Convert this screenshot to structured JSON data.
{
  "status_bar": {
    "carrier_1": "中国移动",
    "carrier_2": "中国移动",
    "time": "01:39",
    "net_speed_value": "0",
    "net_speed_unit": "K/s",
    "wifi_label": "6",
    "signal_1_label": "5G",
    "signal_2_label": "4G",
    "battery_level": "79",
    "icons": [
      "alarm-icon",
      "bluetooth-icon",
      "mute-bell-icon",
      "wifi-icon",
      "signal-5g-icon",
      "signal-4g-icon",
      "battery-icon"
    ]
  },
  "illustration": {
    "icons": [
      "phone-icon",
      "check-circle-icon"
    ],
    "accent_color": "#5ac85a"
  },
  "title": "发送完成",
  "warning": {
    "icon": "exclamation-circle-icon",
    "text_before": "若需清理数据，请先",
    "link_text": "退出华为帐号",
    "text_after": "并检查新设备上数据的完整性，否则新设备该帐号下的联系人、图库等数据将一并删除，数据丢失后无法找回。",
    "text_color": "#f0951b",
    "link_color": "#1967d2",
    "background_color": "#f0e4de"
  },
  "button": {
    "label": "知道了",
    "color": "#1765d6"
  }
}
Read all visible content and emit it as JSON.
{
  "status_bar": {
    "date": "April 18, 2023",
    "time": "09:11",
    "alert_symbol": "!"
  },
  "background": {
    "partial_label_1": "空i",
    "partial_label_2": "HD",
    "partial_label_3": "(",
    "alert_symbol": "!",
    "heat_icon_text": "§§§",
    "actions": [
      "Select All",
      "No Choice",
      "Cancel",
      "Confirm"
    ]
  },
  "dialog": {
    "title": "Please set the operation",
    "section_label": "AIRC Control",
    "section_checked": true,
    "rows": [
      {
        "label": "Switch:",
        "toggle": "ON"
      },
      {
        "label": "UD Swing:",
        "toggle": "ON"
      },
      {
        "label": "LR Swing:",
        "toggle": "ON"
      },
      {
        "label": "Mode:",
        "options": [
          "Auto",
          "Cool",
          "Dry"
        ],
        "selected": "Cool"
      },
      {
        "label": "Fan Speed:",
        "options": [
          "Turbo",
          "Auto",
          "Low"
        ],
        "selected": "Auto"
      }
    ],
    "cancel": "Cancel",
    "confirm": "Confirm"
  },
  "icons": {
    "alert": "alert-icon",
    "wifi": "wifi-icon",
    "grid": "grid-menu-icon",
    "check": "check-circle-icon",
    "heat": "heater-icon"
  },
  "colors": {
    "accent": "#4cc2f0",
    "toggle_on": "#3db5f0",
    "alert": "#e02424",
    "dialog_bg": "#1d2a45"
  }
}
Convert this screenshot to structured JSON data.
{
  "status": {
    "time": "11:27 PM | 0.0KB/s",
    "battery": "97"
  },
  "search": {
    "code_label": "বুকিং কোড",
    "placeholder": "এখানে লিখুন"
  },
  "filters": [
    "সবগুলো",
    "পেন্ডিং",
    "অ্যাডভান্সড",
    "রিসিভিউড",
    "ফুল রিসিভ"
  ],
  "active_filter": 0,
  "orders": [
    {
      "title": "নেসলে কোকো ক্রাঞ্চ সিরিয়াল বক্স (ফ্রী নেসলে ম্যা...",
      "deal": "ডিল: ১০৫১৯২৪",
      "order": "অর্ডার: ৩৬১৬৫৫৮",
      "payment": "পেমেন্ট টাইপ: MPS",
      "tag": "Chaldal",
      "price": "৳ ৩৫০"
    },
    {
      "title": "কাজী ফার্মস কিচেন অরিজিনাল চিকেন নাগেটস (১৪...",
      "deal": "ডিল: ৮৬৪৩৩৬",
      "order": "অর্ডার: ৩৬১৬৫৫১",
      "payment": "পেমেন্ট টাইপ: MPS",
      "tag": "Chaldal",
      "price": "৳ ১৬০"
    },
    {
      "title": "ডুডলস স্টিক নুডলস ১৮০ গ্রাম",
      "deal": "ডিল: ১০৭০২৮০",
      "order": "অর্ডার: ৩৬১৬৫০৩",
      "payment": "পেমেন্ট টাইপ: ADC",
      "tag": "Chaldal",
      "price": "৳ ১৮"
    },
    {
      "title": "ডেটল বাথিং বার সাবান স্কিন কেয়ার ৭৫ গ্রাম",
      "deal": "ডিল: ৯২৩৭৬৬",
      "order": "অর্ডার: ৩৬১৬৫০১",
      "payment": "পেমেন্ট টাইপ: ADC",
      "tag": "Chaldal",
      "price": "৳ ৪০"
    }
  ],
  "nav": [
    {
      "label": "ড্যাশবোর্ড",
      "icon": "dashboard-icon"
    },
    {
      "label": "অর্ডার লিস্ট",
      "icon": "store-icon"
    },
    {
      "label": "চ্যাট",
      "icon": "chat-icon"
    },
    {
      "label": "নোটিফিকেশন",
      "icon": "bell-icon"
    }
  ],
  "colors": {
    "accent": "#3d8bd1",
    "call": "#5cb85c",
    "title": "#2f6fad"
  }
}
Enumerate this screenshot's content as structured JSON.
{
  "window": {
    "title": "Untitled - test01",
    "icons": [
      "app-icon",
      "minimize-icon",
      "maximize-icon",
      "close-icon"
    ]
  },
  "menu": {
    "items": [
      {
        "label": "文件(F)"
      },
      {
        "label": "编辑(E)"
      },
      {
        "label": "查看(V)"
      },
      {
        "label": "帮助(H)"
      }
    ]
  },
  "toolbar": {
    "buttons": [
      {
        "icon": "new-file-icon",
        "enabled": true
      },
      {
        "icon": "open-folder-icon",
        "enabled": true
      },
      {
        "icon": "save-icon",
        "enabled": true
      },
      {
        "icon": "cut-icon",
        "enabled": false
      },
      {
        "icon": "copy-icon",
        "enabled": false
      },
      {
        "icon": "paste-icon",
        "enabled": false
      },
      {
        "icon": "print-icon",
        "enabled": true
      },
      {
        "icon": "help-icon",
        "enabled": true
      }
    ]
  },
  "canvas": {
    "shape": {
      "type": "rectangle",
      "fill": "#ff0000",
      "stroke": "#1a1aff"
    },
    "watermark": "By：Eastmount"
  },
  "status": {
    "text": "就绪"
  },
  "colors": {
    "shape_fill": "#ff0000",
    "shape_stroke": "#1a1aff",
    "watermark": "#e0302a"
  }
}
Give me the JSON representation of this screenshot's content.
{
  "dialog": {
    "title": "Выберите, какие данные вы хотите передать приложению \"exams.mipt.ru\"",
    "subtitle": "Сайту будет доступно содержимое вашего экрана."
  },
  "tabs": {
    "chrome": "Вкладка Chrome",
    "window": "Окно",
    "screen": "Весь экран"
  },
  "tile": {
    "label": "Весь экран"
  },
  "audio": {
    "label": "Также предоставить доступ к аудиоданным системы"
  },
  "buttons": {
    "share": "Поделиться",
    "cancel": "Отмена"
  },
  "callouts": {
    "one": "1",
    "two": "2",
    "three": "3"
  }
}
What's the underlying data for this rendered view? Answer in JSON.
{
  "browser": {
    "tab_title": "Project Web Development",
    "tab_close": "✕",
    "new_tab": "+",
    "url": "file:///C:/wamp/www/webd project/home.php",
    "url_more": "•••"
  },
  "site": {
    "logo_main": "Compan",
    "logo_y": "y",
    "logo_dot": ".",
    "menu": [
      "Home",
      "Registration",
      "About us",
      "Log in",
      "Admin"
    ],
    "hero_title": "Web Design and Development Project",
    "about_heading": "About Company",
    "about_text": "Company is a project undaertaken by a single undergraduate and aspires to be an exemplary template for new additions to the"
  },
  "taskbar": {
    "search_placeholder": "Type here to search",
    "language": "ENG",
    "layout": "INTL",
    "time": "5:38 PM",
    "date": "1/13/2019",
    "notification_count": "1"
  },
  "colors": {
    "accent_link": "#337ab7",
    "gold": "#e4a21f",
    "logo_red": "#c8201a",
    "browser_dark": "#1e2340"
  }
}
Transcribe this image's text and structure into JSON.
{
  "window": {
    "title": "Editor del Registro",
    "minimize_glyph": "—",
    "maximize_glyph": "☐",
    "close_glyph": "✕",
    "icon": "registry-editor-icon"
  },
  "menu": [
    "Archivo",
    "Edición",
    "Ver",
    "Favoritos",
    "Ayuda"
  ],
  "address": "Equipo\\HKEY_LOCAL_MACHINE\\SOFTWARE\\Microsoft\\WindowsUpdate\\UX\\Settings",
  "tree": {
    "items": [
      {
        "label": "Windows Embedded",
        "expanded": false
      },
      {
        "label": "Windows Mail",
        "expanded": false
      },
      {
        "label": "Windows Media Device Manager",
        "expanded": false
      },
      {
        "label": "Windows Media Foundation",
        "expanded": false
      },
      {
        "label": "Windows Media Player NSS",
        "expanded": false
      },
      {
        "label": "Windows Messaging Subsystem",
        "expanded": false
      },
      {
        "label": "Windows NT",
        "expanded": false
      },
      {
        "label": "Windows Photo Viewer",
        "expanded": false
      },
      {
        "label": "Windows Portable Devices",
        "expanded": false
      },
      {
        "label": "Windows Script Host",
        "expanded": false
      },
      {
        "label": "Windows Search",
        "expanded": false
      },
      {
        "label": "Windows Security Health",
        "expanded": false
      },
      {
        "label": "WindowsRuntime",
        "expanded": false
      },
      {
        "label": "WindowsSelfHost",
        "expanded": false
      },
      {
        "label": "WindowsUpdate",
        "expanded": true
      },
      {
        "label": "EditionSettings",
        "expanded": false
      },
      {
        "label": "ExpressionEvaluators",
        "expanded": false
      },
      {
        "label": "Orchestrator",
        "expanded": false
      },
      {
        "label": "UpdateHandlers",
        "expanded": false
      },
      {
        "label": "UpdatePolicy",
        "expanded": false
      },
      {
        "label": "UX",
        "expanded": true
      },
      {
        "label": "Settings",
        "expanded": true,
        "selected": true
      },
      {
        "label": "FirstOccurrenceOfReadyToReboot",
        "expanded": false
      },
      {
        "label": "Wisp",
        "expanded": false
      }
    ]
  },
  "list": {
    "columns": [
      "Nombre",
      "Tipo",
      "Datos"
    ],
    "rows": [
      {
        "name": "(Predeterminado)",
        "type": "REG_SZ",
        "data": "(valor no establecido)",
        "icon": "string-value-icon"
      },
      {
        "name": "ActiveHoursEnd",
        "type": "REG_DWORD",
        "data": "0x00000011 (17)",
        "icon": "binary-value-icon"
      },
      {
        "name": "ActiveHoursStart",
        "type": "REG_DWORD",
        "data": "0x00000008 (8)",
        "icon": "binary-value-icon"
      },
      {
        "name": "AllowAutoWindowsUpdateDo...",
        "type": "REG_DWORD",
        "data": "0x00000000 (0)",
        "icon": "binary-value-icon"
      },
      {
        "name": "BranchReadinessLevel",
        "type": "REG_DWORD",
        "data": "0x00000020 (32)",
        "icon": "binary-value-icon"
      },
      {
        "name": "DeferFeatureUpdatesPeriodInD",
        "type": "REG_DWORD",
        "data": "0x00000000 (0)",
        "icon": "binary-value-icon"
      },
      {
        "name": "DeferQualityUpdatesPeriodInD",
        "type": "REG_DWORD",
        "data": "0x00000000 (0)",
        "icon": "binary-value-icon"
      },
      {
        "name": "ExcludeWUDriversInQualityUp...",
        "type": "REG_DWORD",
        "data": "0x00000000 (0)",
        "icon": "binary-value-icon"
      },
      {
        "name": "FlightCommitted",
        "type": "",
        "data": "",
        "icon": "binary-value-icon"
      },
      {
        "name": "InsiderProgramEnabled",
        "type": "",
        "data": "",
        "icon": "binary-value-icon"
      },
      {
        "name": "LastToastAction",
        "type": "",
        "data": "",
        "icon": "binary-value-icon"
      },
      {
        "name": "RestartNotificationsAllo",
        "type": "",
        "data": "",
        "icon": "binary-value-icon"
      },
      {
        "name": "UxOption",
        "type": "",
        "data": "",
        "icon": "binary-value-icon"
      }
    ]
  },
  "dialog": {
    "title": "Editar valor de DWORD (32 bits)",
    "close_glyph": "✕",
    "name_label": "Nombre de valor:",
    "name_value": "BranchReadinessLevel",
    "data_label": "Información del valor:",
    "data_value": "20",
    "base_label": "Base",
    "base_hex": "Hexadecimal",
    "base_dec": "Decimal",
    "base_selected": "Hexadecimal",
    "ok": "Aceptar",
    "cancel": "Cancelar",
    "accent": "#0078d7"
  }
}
..............................
**Task directions**
Write out every line of the preceding listing that contains "circle".

**Expected answer**
      "check-circle-icon"
    "icon": "exclamation-circle-icon",
    "check": "check-circle-icon",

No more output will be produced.